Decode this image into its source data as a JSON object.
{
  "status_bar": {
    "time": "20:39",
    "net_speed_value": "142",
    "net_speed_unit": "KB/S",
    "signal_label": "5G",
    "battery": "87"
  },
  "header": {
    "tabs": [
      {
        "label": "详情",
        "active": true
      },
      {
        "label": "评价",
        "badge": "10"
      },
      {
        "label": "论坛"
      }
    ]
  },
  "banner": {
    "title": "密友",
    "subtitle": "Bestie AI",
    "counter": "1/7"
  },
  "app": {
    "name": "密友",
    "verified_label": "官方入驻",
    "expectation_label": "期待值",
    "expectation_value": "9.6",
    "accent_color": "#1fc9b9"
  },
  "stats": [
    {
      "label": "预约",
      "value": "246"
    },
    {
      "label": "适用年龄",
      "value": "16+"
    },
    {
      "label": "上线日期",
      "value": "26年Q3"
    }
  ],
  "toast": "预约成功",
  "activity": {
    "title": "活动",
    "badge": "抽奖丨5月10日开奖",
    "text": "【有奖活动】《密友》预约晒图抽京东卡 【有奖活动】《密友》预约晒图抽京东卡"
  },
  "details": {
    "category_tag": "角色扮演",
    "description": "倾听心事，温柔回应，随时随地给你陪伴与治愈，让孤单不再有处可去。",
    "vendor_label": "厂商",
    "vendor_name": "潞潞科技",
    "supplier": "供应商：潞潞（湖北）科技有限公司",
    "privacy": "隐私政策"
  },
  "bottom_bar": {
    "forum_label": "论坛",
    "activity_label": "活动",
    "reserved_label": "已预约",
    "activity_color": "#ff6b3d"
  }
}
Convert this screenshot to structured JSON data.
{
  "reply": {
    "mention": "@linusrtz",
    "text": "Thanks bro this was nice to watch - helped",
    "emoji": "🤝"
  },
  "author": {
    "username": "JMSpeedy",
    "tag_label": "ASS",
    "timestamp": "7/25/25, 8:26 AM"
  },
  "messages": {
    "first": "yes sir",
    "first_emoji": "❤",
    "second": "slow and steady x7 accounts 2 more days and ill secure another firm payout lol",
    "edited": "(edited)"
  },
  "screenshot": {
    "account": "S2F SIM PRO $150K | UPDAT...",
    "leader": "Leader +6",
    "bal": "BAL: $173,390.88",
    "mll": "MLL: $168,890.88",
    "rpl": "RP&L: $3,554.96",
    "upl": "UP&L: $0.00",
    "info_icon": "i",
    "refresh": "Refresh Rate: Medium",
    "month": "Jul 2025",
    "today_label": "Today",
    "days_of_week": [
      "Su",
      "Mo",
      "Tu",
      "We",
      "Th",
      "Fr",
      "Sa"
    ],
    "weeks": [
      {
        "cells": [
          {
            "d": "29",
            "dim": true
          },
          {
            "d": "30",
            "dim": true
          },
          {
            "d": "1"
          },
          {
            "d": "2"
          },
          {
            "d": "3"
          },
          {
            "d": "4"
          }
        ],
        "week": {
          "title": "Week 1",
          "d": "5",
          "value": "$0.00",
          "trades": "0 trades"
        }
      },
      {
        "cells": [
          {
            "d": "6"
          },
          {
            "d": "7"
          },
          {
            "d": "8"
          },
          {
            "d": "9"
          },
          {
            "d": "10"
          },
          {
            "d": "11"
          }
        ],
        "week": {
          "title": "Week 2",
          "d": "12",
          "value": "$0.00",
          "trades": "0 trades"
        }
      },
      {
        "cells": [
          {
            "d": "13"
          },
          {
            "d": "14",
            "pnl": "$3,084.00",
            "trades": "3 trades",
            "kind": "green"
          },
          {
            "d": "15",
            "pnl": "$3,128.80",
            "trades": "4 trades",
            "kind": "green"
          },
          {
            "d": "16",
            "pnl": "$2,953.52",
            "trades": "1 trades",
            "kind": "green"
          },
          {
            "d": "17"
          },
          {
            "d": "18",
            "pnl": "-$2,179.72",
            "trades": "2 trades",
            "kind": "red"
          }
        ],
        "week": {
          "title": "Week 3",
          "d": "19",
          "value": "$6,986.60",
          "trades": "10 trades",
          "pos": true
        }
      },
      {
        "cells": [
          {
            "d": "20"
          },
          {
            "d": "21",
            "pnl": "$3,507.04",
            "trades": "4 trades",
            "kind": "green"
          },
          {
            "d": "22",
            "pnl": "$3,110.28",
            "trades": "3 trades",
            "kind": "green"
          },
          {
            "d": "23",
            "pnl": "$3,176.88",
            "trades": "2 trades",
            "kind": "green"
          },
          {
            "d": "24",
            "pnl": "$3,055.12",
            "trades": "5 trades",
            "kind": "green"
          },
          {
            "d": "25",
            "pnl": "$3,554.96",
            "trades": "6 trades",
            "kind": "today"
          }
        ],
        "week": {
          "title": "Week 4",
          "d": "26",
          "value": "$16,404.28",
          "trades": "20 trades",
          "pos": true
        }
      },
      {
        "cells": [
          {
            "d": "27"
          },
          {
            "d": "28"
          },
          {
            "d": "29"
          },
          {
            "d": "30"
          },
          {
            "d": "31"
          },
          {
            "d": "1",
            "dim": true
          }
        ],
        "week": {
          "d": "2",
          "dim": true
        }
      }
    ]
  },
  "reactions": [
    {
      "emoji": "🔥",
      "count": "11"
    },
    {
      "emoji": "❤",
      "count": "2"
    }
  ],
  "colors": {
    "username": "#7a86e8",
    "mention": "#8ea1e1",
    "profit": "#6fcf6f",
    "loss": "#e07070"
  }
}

◆ ◆ ◆ ◆

* **Exercise brief**:
Return every line in the listing that contains the word "this".

* **Written answer**:
Decode this image into its source data as a JSON object.
Convert this screenshot to structured JSON data.
    "text": "Thanks bro this was nice to watch - helped",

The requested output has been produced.